WHAT IS EXPECTED ->
Check each line of the listing for the string "unit", count the lines that have it, and answer with that number only.

## begin PROVIDED MATERIAL

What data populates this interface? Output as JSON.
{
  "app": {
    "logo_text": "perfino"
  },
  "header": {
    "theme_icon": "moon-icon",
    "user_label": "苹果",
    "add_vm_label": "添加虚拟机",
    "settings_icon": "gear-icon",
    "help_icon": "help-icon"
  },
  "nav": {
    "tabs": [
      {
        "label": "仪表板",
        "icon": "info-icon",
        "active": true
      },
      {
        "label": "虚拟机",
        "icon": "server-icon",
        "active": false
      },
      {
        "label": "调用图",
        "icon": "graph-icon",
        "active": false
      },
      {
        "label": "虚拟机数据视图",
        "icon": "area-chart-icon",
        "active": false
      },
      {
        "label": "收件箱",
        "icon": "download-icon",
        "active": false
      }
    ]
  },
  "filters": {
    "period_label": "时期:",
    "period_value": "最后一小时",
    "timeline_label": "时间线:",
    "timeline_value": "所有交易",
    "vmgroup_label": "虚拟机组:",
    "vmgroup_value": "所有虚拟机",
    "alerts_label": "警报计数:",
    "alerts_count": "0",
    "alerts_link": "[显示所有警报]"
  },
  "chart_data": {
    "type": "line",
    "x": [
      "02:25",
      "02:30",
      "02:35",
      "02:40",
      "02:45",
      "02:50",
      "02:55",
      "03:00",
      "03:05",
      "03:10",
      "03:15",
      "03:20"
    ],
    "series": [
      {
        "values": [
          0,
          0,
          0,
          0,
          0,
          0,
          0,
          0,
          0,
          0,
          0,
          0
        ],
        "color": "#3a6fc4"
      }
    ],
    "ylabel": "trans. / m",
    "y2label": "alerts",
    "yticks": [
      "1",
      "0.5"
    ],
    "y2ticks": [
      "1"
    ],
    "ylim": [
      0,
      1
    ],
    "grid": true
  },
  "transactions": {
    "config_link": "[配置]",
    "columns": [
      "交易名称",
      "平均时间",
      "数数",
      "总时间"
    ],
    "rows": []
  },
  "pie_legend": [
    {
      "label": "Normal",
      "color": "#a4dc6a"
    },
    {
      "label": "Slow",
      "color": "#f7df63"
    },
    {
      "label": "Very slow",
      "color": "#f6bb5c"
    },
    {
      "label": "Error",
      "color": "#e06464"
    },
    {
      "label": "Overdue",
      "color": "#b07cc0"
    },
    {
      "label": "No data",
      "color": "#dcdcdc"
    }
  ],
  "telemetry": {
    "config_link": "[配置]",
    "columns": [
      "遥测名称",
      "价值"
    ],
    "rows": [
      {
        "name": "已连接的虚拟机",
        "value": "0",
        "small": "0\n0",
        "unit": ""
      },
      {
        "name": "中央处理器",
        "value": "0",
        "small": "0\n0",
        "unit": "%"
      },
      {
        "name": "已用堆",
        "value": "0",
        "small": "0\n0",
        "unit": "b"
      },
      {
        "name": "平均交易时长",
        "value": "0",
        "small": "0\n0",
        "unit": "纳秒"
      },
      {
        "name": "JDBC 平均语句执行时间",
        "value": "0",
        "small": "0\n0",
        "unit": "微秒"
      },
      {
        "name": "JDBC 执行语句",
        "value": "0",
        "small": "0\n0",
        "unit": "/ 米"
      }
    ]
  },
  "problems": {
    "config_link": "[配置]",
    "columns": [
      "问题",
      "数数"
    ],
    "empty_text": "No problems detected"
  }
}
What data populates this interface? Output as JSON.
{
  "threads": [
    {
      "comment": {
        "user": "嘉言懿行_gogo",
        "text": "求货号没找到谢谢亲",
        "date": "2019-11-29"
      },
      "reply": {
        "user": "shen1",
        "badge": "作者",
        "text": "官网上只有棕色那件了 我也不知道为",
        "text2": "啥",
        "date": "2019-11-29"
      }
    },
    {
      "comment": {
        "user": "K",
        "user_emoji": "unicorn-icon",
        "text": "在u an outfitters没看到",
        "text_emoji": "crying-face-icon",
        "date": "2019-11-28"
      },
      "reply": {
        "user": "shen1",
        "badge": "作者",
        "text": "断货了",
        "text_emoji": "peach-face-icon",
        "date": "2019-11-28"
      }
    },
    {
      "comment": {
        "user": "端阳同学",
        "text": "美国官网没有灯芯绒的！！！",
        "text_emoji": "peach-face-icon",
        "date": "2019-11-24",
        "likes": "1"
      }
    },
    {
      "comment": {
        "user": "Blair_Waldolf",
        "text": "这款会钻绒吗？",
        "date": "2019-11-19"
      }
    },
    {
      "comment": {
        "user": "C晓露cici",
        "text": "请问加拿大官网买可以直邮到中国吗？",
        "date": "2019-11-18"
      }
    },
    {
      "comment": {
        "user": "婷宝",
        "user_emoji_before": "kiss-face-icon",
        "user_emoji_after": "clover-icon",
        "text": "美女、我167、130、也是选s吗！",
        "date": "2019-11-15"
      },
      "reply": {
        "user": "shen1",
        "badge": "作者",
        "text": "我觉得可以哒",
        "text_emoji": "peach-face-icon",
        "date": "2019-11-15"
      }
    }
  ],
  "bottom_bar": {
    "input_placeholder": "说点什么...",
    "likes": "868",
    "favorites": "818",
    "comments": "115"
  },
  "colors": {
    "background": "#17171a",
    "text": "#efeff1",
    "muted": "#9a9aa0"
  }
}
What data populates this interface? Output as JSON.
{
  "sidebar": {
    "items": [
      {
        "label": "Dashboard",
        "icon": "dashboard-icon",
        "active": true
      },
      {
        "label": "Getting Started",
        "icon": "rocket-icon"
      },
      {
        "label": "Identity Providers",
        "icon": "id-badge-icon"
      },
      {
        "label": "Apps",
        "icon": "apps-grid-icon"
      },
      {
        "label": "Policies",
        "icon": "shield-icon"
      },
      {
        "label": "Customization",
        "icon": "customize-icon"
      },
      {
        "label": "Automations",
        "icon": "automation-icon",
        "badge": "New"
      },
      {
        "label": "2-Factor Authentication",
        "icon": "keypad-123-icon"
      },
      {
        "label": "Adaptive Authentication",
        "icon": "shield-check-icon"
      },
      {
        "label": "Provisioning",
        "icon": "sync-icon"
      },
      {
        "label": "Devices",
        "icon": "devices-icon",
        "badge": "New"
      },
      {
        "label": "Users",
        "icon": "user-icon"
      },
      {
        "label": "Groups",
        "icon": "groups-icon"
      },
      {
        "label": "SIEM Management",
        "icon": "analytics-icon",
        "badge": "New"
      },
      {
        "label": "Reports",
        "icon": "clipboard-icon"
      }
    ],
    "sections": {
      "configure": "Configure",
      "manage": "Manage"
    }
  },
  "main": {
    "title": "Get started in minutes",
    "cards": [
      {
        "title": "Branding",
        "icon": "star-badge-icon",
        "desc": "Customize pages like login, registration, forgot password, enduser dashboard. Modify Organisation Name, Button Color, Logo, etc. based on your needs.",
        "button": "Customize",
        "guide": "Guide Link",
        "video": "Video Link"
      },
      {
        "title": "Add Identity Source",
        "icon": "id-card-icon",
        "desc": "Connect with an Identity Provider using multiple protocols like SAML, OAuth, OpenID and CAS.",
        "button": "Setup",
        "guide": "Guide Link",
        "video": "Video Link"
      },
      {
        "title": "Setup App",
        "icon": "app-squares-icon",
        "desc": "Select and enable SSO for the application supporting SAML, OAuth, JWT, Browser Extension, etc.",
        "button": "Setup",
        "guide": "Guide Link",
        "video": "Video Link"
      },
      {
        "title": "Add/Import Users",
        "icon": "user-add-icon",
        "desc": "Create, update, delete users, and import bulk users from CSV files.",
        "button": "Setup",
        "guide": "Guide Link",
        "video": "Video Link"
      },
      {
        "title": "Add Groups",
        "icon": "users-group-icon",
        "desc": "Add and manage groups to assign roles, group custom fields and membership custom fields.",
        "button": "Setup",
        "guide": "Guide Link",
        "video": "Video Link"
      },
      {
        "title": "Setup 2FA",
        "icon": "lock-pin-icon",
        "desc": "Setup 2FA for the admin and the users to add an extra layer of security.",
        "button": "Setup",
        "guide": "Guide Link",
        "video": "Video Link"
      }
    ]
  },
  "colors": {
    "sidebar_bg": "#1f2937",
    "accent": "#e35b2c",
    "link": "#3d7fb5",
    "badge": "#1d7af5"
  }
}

## end PROVIDED MATERIAL

ANSWER FOR THE TASK ->
6